_本文_
::::::::

本作は、結婚披露宴に呼ばれていないのに二次会の幹事に抜擢された男女4人の物語。脚本家の岡田惠和と演出家の田村孝裕がタッグを組んだ3作目の作品となる。

5年ぶりの舞台出演となる美村里江、モデルとして活躍する内田理央、昨今ではミュージカルを中心に主要な役を演じている東 啓介、そして舞台俳優としてすでにベテランの風格さえある佐藤アツヒロが出演。1時間55分の会話劇で打打発止のやり取りを見せ、観客を楽しませた。

とあるレストランに集った男女4人。しかしそこに新郎(山口森広)・新婦(うらじぬの)の姿はなく、4人のスマホに能天気な動画が送られてきた。

一方的に二次会の幹事をお願いしたいという強引な動画に新婦の会社同僚・四方田みどり(美村里江)、新婦の大学時代の友人、篠田花(内田理央)、そして新郎の幼馴染、遠山信夫(佐藤アツヒロ)、新郎の会社の後輩、中内啓介(東 啓介)はあきれ返る。

4人はお互いに自己紹介をしたあと、この状況に愚痴りながらも「どうせなら思い切り良い二次会にしましょうよ!」と団結し、準備にいそしむ。いよいよ結婚式当日。果たして二次会は成功するのだろうか…?

(※以下、一部内容に触れる部分あり)

::::::::

_データ項目_

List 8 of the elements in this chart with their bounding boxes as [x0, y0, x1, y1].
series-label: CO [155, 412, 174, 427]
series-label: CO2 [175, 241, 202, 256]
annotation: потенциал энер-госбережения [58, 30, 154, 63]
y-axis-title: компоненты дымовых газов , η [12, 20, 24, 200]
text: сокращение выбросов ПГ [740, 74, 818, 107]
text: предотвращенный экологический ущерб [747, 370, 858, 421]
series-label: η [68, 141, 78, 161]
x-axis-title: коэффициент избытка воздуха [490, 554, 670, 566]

::::::::

_学習課題_
- A) 本文によると、篠田花は新婦とどのような関係にあるか。
- B) 本文を「本作は、結婚披露宴に呼ばれて」という語句のあるところから書き起こし、「りを見せ、観客を楽しませた。」まで一字一句そのまま書き写しなさい。

_課題の解答_
- A) 新婦の大学時代の友人である。

- B)
本作は、結婚披露宴に呼ばれていないのに二次会の幹事に抜擢された男女4人の物語。脚本家の岡田惠和と演出家の田村孝裕がタッグを組んだ3作目の作品となる。

5年ぶりの舞台出演となる美村里江、モデルとして活躍する内田理央、昨今ではミュージカルを中心に主要な役を演じている東 啓介、そして舞台俳優としてすでにベテランの風格さえある佐藤アツヒロが出演。1時間55分の会話劇で打打発止のやり取りを見せ、観客を楽しませた。